CONSIGNA: Cambie "odisea" por "travesía" en el fragmento del texto sobre la regularización de extranjeros en R. Dominicana comprendido entre "En estos día, a" y "autoridades les molestara.", ambos incluidos, y transcríbalo con ese cambio.

TEXTO PROPORCIONADO:
En estos día, a partir de la puesta en marcha del Plan de Regularización de extranjeros y extranjeras en R. Dominicana, he revivido la odisea de nuestra familia, comparando situaciones con las personas de origen haitiano en este proceso. En primer lugar, nuestra familia tuvo la ventaja de que existían protocolos y leyes reguladoras que hicieron la tarea a mi padre y mi madre, mucho más fácil, aunque tortuosa, un gran punto a favor, porque en R. Dominicana, hasta 2010, no hubo ninguna regla establecida para las personas de origen haitiano que venían a nuestro país, al contrario, eran requeridas como fuerza de trabajo, primero para cortar la caña y luego para otras labores agrícolas y en la construcción, sin que a las autoridades les molestara.

En el caso de otras nacionalidades, si se aplicaban con mayor o menor rigor, trámites migratorios. Yo llegué al país casada con un dominicano, en 1970, y me nacionalicé dominicana en 1981, hasta entonces, debí presentarme anualmente en Migración y pagar los impuestos que se requerían para estar legal, a cambio de lo cual, mantenía una cédula de identidad para esos fines.

Esta ausencia de reglas migratorias para personas nacionales haitianos, permitió que grandes grupos de esa nacionalidad se asentara en el país en el tiempo, sin tener documentos ni de su país, Haití y mucho menos de la R. Dominicana, lo que no fue un obstáculo para que se desarrollaran aquí. La frontera domínico haitiana, era un paso relajado y fácil de traspasar, y la corrupción domínico haitiana, hacía el resto!

A raíz del terremoto de 2010 en Haití, el flujo de nacionales de ese país hacia el nuestro, ha sido más grande y constante, algo razonable si tenemos en cuenta que somos una isla con dos países de diferentes cultura y niveles de pobreza, porque ambos somos países pobres, amarrados en una espacio que flota en el mar.

Para 2013, se aprobó un Plan Nacional de Regularización de personas extrajeras en situación migratoria irregular, ordenado por la controversial sentencia del Tribunal Constitucional TC/0168/13, dictada en fecha 23 de septiembre de 2013.

La decisión de regularizar la migración, es una acción necesaria que debió haberse hecho hace muchísimos años, los países limítrofes deben tener reglas para la migración de sus nacionales entre sí, y también con los que están más lejanos. Sin embargo, el gran error que desató una cadena de injusticias, es el haber retrotraído los efectos de la ley, a 1929, con lo que se desnacionalizó a un número considerable de dominicanos y dominicanas de origen haitiano, personas que nacieron en suelo dominicano, incluso, y no conocen otra realidad que la vivida en este suelo.

R. Dominicana abrió el Plan de Regularización de extranjeros y extranjeras, empezando de manera controversial, sin tener en cuenta como punto de partida la Constitución de 2010, a partir de la cual solo son dominicanas y dominicanos: 1) Los hijos e hijas de madre o padre dominicanos; 2) Quienes gocen de la nacionalidad dominicana antes de la entrada en vigencia de esta Constitución; 3) Las personas nacidas en territorio nacional, con excepción de los hijos e hijas de extranjeros miembros de legaciones diplomáticas y consulares, de extranjeros que se hallen en tránsito o residan ilegalmente en territorio dominicano. Las autoridades aplicaron la ley retroactivamente, yéndose al año 2029.

Puedo de imaginar si tal situación se aplicara en la R. Argentina, por ir al ejemplo de mi propia familia, y a mi hermana y a mi hermano los desnacionalizaran porque, con mis padres, llegamos después de 1929. Un disparate que impactaría a toda la familia que nació, en suelo argentino, después de nuestra llegada en 1951 y dejara como apátridas a unos cuantos de ellos y ellas.

Esa es la tragedia humanitaria que estamos presenciando con dolor, dominicanos y dominicanas hoy, historias muy tristes de migrantes haitianos y también, nacidos aquí, otros, llegados al país cuando eran pequeños, gente que no conoce ni siquiera a Haití, porque han vivido siempre aquí! El desarraigo es doloroso, aunque sea voluntario!

ENTRADAS EXTRAÍDAS:
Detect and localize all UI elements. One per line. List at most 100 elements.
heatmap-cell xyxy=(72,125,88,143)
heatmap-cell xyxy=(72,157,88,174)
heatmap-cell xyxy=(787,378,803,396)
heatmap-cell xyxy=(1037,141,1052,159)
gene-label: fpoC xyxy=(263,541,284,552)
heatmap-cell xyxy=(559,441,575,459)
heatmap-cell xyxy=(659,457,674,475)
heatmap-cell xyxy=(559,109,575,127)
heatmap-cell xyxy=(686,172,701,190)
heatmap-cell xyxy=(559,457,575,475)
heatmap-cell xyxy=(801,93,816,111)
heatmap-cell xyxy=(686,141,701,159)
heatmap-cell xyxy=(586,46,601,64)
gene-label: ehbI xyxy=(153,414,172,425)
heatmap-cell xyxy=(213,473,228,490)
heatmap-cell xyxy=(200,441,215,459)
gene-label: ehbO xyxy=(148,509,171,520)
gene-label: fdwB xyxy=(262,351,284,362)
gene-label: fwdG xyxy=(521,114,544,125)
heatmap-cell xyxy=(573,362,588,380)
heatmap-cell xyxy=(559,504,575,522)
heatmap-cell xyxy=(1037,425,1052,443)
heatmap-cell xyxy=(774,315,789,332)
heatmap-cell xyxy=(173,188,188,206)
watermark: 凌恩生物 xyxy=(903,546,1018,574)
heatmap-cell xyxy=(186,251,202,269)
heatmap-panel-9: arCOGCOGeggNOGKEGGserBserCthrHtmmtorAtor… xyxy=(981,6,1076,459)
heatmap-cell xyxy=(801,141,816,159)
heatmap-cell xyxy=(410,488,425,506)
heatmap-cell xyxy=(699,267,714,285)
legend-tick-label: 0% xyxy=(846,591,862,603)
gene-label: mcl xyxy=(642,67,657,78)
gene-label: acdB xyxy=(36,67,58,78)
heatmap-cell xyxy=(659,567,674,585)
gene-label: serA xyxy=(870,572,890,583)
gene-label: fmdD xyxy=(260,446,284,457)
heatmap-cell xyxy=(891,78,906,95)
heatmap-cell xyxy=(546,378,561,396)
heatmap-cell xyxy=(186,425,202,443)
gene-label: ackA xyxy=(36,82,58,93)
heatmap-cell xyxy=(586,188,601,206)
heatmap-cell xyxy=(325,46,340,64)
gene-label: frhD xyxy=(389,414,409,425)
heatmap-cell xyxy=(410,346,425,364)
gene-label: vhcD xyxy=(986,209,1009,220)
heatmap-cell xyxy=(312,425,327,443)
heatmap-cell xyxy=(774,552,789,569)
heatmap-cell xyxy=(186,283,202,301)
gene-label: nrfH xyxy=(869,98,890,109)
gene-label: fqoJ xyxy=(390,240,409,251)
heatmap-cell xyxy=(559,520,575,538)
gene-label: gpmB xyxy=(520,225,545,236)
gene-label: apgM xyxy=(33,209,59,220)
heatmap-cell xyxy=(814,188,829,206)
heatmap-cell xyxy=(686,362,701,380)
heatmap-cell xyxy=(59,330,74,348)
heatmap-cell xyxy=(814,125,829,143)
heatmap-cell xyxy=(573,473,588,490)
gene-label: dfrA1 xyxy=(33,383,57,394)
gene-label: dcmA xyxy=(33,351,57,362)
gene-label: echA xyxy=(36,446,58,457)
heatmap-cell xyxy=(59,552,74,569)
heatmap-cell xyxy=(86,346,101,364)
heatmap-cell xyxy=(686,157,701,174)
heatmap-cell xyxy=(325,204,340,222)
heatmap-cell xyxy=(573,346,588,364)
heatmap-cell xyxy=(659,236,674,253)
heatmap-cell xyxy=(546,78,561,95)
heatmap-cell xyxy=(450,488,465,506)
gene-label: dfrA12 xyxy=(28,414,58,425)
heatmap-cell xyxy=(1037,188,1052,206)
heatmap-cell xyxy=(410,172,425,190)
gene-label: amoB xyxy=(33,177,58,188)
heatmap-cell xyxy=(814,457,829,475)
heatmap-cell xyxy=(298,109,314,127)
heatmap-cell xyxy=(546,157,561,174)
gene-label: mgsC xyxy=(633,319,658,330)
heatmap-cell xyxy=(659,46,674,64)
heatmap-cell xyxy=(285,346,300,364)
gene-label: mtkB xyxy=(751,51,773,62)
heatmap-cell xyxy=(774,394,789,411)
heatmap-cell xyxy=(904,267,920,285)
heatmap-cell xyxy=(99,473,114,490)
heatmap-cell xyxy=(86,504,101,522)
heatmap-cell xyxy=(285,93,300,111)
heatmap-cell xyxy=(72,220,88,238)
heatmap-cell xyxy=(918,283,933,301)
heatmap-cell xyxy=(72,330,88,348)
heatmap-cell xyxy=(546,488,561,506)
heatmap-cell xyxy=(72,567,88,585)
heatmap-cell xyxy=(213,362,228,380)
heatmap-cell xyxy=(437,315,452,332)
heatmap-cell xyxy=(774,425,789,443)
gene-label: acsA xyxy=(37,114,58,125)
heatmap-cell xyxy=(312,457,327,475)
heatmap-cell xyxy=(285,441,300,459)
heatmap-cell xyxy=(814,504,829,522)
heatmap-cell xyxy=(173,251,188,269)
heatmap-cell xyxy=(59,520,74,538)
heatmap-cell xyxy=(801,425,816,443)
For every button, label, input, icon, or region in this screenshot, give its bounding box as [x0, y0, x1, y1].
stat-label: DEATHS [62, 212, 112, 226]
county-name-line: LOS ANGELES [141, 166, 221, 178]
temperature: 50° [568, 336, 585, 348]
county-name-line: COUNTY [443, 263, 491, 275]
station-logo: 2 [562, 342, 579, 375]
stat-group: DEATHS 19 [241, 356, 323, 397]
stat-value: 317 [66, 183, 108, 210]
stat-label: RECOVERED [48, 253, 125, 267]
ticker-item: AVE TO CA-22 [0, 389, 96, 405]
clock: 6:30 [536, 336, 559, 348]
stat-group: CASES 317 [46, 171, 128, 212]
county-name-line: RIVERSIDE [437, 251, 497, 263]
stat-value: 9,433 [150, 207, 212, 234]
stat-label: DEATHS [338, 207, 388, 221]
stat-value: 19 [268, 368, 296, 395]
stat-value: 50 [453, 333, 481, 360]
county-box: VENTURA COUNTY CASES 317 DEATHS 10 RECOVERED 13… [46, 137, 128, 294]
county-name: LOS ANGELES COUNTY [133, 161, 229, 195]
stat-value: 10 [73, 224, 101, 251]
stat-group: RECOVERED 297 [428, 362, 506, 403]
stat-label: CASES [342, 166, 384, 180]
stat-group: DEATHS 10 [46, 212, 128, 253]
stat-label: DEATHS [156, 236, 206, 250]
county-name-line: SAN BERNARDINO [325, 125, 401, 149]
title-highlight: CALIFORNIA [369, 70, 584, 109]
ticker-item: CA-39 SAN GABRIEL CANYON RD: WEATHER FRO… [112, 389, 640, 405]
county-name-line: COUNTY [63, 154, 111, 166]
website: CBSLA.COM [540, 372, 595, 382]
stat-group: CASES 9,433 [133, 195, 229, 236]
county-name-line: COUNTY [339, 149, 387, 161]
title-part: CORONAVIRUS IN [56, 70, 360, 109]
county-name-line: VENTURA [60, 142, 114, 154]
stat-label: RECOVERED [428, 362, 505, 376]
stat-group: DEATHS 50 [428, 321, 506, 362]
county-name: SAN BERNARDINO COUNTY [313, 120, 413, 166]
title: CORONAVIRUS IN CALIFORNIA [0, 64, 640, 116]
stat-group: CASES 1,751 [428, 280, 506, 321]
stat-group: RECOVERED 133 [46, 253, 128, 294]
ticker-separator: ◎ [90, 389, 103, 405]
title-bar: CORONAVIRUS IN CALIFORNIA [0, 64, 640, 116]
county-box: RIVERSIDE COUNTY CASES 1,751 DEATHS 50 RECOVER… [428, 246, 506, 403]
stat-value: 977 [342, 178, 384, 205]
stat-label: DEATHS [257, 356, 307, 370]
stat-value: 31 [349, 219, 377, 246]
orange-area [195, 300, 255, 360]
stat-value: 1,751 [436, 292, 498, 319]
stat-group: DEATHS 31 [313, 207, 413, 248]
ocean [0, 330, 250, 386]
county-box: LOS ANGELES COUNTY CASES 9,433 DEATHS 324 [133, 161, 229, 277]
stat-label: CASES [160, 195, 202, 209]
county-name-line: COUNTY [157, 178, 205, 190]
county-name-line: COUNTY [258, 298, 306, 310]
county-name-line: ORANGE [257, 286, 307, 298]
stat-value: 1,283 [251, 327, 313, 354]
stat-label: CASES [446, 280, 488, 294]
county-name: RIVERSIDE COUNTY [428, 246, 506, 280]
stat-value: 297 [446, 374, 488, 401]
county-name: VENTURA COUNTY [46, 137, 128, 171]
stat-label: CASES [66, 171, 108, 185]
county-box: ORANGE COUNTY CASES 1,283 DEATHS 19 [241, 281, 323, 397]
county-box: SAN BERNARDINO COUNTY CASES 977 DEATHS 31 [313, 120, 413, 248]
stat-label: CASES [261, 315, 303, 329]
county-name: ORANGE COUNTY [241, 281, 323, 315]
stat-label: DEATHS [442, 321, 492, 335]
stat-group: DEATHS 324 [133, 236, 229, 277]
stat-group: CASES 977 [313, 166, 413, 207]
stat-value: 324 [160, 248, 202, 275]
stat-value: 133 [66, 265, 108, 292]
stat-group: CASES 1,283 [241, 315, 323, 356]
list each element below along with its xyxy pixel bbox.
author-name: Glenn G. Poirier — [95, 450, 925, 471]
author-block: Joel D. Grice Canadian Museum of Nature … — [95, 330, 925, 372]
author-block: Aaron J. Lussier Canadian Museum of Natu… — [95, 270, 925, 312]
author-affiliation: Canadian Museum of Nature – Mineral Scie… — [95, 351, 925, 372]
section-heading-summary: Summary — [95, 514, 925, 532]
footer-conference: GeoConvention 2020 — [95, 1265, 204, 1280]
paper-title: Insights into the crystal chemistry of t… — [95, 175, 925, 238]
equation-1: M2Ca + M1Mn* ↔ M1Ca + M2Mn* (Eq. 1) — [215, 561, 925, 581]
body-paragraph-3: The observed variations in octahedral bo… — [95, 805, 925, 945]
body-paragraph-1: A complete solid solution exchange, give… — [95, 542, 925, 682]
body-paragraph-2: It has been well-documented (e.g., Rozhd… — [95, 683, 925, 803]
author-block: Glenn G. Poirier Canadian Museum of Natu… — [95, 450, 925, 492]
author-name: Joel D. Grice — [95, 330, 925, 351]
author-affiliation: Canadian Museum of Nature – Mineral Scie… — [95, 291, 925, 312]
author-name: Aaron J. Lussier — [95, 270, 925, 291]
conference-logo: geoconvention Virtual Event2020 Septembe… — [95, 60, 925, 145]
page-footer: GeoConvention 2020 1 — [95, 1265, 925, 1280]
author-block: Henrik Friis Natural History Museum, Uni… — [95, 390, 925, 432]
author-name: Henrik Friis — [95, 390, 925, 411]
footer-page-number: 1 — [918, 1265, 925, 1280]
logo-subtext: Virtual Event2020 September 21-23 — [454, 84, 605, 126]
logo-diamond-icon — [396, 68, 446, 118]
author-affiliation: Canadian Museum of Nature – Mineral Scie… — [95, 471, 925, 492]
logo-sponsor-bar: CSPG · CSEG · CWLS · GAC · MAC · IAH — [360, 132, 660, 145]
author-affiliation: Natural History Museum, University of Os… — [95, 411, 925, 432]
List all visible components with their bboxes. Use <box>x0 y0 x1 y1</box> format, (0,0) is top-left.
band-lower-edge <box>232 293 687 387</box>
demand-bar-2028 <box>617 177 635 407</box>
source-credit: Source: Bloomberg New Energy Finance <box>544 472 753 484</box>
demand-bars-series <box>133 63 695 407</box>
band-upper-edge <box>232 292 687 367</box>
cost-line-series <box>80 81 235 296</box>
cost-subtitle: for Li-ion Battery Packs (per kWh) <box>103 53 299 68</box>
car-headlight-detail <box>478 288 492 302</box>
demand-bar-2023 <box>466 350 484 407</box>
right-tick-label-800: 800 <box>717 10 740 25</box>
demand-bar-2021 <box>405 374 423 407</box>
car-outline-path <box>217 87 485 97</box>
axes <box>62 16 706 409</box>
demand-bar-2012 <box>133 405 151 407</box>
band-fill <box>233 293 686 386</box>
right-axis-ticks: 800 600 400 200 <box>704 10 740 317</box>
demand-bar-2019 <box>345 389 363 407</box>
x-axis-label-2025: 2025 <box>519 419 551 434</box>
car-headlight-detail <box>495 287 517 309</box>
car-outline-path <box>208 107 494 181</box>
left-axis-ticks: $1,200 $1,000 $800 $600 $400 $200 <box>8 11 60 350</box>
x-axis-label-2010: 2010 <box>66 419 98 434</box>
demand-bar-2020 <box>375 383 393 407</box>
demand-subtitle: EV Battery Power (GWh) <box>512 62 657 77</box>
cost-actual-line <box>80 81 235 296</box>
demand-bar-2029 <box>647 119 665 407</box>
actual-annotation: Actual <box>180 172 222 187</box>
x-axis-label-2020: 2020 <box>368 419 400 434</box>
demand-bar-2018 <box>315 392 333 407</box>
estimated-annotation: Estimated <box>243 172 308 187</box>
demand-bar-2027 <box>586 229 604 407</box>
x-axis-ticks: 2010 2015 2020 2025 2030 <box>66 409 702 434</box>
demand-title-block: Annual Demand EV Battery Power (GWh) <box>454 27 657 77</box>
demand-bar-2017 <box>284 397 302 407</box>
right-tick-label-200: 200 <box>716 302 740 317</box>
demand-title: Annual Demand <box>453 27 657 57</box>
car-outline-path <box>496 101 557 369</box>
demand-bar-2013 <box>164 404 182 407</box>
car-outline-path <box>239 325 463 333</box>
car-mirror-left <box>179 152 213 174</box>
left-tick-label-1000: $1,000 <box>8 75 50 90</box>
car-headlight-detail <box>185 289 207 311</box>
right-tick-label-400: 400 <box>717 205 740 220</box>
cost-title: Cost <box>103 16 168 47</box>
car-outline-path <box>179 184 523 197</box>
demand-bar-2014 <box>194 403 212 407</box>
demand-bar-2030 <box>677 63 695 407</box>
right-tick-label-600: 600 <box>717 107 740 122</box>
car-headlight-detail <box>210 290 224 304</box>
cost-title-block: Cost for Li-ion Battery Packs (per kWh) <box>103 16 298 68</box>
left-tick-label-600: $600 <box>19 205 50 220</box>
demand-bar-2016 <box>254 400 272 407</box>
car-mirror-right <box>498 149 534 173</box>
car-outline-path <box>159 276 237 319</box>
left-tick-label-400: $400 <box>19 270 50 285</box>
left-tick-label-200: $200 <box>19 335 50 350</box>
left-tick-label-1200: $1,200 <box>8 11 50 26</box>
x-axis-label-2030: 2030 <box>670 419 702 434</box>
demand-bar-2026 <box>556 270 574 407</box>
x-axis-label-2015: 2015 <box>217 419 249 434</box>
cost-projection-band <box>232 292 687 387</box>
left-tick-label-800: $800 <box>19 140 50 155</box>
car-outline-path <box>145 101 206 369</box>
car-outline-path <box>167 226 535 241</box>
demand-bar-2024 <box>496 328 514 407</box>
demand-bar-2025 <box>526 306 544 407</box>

RESULTADO DEL EJERCICIO:
En estos día, a partir de la puesta en marcha del Plan de Regularización de extranjeros y extranjeras en R. Dominicana, he revivido la travesía de nuestra familia, comparando situaciones con las personas de origen haitiano en este proceso. En primer lugar, nuestra familia tuvo la ventaja de que existían protocolos y leyes reguladoras que hicieron la tarea a mi padre y mi madre, mucho más fácil, aunque tortuosa, un gran punto a favor, porque en R. Dominicana, hasta 2010, no hubo ninguna regla establecida para las personas de origen haitiano que venían a nuestro país, al contrario, eran requeridas como fuerza de trabajo, primero para cortar la caña y luego para otras labores agrícolas y en la construcción, sin que a las autoridades les molestara.